* **Aim**:
Reproduce each line exactly.

* **Exercise input**:
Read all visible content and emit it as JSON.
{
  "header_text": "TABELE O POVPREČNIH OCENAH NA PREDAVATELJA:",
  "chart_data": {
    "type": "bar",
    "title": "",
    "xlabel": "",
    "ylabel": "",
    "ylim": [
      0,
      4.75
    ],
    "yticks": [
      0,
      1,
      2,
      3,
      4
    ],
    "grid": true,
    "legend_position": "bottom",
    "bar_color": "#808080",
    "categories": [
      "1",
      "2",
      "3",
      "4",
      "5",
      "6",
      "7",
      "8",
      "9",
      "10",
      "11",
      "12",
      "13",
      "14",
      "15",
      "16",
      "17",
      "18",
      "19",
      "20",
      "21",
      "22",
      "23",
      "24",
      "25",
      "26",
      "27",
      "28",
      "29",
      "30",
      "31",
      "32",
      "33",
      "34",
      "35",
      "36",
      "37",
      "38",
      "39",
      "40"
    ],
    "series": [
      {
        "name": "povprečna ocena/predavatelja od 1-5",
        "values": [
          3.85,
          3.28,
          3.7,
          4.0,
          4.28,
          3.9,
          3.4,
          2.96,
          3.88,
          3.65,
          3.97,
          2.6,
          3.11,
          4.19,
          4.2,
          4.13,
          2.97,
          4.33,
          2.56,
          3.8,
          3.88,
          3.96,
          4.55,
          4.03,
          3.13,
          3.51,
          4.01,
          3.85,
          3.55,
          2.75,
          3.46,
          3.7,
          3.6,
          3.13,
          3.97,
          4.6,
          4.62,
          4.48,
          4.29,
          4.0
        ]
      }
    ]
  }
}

* **Exercise answer**:
Read all visible content and emit it as JSON.
{
  "header_text": "TABELE O POVPREČNIH OCENAH NA PREDAVATELJA:",
  "chart_data": {
    "type": "bar",
    "title": "",
    "xlabel": "",
    "ylabel": "",
    "ylim": [
      0,
      4.75
    ],
    "yticks": [
      0,
      1,
      2,
      3,
      4
    ],
    "grid": true,
    "legend_position": "bottom",
    "bar_color": "#808080",
    "categories": [
      "1",
      "2",
      "3",
      "4",
      "5",
      "6",
      "7",
      "8",
      "9",
      "10",
      "11",
      "12",
      "13",
      "14",
      "15",
      "16",
      "17",
      "18",
      "19",
      "20",
      "21",
      "22",
      "23",
      "24",
      "25",
      "26",
      "27",
      "28",
      "29",
      "30",
      "31",
      "32",
      "33",
      "34",
      "35",
      "36",
      "37",
      "38",
      "39",
      "40"
    ],
    "series": [
      {
        "name": "povprečna ocena/predavatelja od 1-5",
        "values": [
          3.85,
          3.28,
          3.7,
          4.0,
          4.28,
          3.9,
          3.4,
          2.96,
          3.88,
          3.65,
          3.97,
          2.6,
          3.11,
          4.19,
          4.2,
          4.13,
          2.97,
          4.33,
          2.56,
          3.8,
          3.88,
          3.96,
          4.55,
          4.03,
          3.13,
          3.51,
          4.01,
          3.85,
          3.55,
          2.75,
          3.46,
          3.7,
          3.6,
          3.13,
          3.97,
          4.6,
          4.62,
          4.48,
          4.29,
          4.0
        ]
      }
    ]
  }
}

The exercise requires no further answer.